__TASK DIRECTIONS__. Write the listing below out again exactly, dropping the images.

__DATASET EXCERPTS__.

-- -- --

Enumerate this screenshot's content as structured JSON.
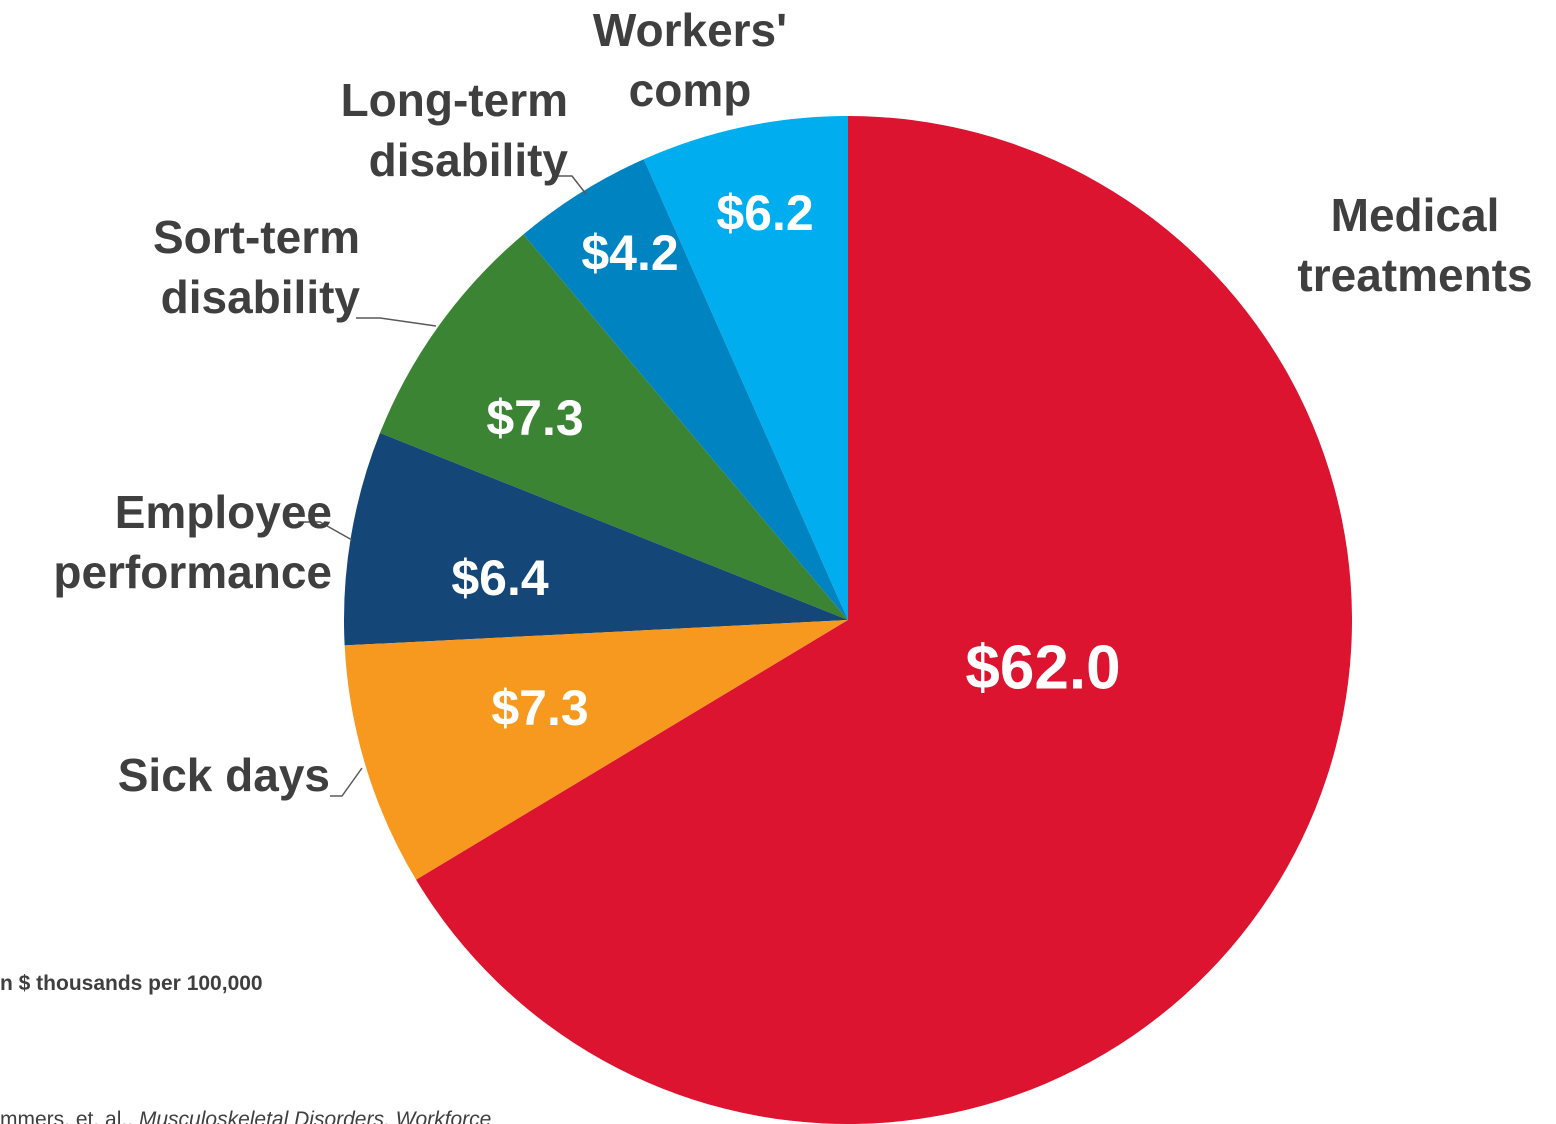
{
  "chart_data": {
    "type": "pie",
    "categories": [
      "Medical treatments",
      "Sick days",
      "Employee performance",
      "Sort-term disability",
      "Long-term disability",
      "Workers' comp"
    ],
    "values": [
      62.0,
      7.3,
      6.4,
      7.3,
      4.2,
      6.2
    ],
    "value_labels": [
      "$62.0",
      "$7.3",
      "$6.4",
      "$7.3",
      "$4.2",
      "$6.2"
    ],
    "colors": [
      "#dc1430",
      "#f7991e",
      "#144677",
      "#3b8433",
      "#0083c1",
      "#00aeef"
    ],
    "note": "n $ thousands per 100,000",
    "source_author": "mmers, et. al.,",
    "source_title": "Musculoskeletal Disorders, Workforce"
  }
}
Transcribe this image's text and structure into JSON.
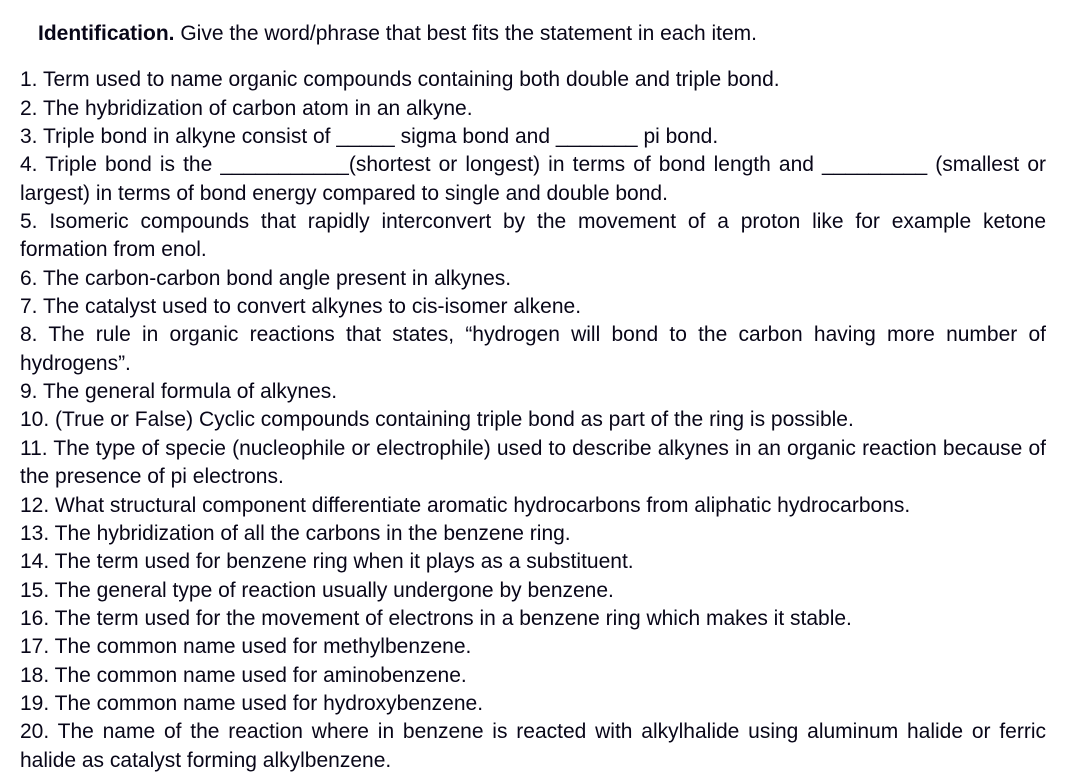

-- -- --

__COMPLETED TASK__.
Enumerate this screenshot's content as structured JSON.
{
  "chart_data": {
    "type": "pie",
    "categories": [
      "Medical treatments",
      "Sick days",
      "Employee performance",
      "Sort-term disability",
      "Long-term disability",
      "Workers' comp"
    ],
    "values": [
      62.0,
      7.3,
      6.4,
      7.3,
      4.2,
      6.2
    ],
    "value_labels": [
      "$62.0",
      "$7.3",
      "$6.4",
      "$7.3",
      "$4.2",
      "$6.2"
    ],
    "colors": [
      "#dc1430",
      "#f7991e",
      "#144677",
      "#3b8433",
      "#0083c1",
      "#00aeef"
    ],
    "note": "n $ thousands per 100,000",
    "source_author": "mmers, et. al.,",
    "source_title": "Musculoskeletal Disorders, Workforce"
  }
}
Transcribe this image's text and structure into JSON.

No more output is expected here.